What is asked: Please format only the lines below starting at the line that contains "header-red-shape bbox=[292, 0, 378, 72]" and ending at the line that contains "brand-geoluxe: GEOLUXE bbox=[316, 508, 377, 521]", both included, as a JSON list of strings with one string per line. Leave out any blank lines.

Listed entries:
** START **

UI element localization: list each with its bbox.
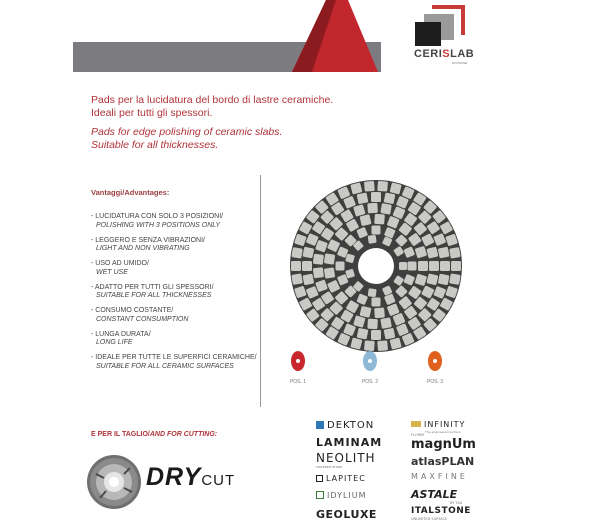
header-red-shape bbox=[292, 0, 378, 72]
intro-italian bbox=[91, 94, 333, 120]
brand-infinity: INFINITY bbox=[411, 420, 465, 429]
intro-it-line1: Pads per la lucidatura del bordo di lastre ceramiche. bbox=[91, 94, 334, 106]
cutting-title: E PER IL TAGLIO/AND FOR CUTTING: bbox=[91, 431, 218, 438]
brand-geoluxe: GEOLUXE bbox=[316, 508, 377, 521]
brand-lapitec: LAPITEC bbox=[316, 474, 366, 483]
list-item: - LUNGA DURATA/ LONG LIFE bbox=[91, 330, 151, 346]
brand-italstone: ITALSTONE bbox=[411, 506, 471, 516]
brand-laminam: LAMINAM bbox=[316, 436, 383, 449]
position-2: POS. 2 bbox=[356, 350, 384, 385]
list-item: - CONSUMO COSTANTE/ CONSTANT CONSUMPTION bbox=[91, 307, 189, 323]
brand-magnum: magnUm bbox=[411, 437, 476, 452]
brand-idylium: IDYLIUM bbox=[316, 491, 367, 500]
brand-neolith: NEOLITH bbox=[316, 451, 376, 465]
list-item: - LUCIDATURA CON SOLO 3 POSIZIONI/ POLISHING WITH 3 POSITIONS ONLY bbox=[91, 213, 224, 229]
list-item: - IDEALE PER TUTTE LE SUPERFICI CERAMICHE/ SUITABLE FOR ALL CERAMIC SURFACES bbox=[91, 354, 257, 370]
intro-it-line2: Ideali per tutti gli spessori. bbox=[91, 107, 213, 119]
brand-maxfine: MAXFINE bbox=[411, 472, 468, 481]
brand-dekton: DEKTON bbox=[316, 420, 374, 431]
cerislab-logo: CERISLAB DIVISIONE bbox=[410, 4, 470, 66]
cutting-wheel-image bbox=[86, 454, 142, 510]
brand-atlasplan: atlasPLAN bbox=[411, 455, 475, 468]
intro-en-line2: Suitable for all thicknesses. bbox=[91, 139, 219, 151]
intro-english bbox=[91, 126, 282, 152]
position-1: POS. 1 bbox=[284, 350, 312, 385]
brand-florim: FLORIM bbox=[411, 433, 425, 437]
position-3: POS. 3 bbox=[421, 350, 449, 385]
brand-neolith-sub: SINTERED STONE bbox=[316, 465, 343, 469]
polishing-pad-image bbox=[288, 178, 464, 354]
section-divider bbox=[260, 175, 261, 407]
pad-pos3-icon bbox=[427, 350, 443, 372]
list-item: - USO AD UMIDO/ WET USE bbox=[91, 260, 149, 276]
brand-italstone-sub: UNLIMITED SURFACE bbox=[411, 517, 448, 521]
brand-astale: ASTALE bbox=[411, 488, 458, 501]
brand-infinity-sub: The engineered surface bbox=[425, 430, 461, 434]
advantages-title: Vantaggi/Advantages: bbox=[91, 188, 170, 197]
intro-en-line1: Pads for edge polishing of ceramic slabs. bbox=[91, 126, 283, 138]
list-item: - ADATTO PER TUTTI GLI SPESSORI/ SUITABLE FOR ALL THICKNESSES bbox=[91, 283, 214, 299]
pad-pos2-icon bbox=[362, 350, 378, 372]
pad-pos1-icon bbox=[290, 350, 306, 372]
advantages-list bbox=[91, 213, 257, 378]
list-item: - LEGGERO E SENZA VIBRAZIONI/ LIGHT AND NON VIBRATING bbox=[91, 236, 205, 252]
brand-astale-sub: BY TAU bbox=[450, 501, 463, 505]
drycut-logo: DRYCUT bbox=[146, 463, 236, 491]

** END **
** START **

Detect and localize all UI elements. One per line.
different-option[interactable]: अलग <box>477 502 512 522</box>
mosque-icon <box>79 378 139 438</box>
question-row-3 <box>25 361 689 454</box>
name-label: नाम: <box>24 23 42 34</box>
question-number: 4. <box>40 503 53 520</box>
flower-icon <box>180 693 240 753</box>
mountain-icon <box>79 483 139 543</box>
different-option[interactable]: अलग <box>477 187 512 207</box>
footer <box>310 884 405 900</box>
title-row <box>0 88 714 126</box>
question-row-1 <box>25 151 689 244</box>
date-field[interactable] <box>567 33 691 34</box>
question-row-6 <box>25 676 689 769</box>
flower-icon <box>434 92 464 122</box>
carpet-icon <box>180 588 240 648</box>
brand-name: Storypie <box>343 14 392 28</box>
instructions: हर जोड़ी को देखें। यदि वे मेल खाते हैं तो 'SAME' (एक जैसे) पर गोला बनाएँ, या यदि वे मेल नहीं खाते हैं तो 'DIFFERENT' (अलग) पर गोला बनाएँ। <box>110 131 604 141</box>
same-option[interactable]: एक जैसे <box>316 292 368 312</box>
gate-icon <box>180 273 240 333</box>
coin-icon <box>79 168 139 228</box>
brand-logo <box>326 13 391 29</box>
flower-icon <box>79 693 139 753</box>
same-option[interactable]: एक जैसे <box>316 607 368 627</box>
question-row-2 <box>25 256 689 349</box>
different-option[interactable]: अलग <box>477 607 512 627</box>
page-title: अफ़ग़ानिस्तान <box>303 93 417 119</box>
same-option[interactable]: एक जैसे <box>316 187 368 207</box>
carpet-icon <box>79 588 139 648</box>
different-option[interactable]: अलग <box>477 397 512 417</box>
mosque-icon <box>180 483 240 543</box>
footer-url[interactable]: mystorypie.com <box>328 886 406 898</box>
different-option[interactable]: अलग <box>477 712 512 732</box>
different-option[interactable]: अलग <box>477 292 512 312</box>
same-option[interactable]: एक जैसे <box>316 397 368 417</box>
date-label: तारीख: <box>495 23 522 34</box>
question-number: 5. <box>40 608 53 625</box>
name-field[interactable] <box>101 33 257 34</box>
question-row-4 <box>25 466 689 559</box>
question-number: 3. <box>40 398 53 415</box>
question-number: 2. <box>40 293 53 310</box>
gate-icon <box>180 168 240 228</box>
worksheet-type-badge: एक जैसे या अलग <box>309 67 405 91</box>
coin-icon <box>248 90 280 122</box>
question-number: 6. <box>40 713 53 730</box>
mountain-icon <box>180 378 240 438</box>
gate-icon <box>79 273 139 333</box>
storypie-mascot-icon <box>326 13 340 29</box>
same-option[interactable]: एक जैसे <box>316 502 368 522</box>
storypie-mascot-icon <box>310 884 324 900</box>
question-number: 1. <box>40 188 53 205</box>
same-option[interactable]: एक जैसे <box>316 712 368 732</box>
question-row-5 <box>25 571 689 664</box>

** END **
** START **

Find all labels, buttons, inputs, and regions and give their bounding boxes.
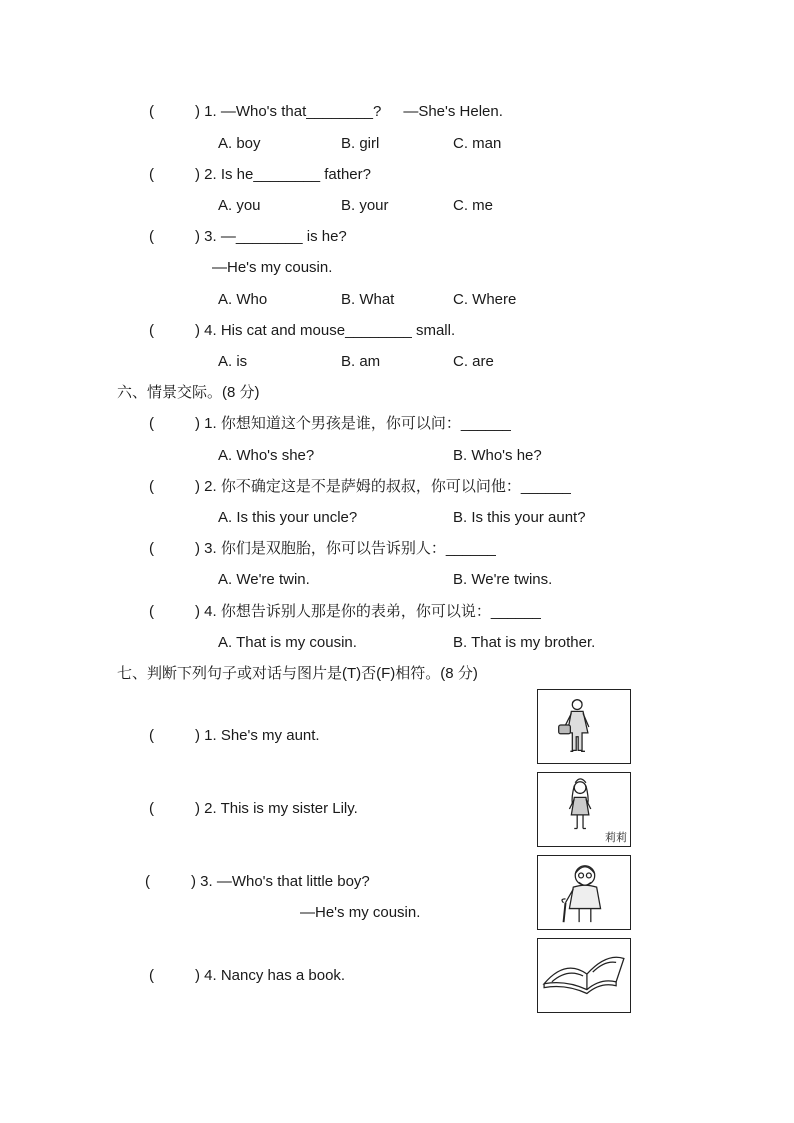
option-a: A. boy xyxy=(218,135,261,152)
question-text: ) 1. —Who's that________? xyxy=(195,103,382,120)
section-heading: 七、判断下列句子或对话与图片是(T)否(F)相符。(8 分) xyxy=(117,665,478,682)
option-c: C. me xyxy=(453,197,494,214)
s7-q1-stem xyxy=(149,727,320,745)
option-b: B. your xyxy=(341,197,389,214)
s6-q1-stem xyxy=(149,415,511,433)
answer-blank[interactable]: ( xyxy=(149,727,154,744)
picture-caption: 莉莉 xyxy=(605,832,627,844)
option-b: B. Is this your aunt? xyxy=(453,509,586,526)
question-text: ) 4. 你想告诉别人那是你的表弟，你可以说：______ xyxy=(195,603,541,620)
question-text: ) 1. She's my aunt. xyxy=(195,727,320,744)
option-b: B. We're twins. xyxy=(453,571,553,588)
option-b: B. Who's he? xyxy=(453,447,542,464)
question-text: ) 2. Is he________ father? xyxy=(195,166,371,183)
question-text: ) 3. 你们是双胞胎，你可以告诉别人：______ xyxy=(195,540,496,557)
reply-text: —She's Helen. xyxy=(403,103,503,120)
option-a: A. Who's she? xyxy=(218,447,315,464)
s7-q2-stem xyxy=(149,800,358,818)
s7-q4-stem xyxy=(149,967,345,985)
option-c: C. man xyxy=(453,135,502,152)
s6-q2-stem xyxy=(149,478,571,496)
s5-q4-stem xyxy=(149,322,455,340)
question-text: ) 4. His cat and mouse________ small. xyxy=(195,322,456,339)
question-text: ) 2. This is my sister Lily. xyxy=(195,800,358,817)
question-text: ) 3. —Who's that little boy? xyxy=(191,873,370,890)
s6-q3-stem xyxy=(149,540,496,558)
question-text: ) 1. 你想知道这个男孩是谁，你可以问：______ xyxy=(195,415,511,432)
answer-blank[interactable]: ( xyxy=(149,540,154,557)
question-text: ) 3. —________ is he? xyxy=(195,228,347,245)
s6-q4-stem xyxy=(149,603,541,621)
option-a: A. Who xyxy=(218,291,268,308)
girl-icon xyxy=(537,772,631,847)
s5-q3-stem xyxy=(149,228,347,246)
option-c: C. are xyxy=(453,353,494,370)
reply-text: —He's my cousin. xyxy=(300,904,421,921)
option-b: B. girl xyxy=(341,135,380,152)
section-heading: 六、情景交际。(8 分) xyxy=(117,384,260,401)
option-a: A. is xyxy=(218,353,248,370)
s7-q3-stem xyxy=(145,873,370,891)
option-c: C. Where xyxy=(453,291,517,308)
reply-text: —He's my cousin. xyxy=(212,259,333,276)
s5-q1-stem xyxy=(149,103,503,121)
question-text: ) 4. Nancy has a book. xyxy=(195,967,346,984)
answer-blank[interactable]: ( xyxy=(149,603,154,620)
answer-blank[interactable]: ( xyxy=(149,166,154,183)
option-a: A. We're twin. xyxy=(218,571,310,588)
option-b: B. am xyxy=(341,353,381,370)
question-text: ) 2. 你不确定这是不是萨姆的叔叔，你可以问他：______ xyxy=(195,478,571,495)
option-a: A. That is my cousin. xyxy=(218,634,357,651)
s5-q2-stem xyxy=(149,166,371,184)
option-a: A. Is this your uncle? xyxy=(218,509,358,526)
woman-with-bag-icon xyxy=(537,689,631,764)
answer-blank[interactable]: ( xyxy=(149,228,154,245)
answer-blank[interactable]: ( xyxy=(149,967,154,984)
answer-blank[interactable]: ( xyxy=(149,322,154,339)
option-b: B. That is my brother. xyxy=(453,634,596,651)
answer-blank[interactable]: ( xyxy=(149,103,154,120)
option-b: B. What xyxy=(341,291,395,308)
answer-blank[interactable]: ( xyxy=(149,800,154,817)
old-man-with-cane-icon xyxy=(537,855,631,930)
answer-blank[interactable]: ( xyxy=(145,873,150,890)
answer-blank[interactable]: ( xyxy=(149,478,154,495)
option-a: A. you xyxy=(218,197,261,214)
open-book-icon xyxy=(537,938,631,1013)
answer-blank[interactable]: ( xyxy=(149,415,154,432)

** END **

Written answer:
[
  "header-red-shape bbox=[292, 0, 378, 72]",
  "intro-italian bbox=[91, 94, 333, 120]",
  "brand-infinity: INFINITY bbox=[411, 420, 465, 429]",
  "intro-it-line1: Pads per la lucidatura del bordo di lastre ceramiche. bbox=[91, 94, 334, 106]",
  "cutting-title: E PER IL TAGLIO/AND FOR CUTTING: bbox=[91, 431, 218, 438]",
  "brand-geoluxe: GEOLUXE bbox=[316, 508, 377, 521]"
]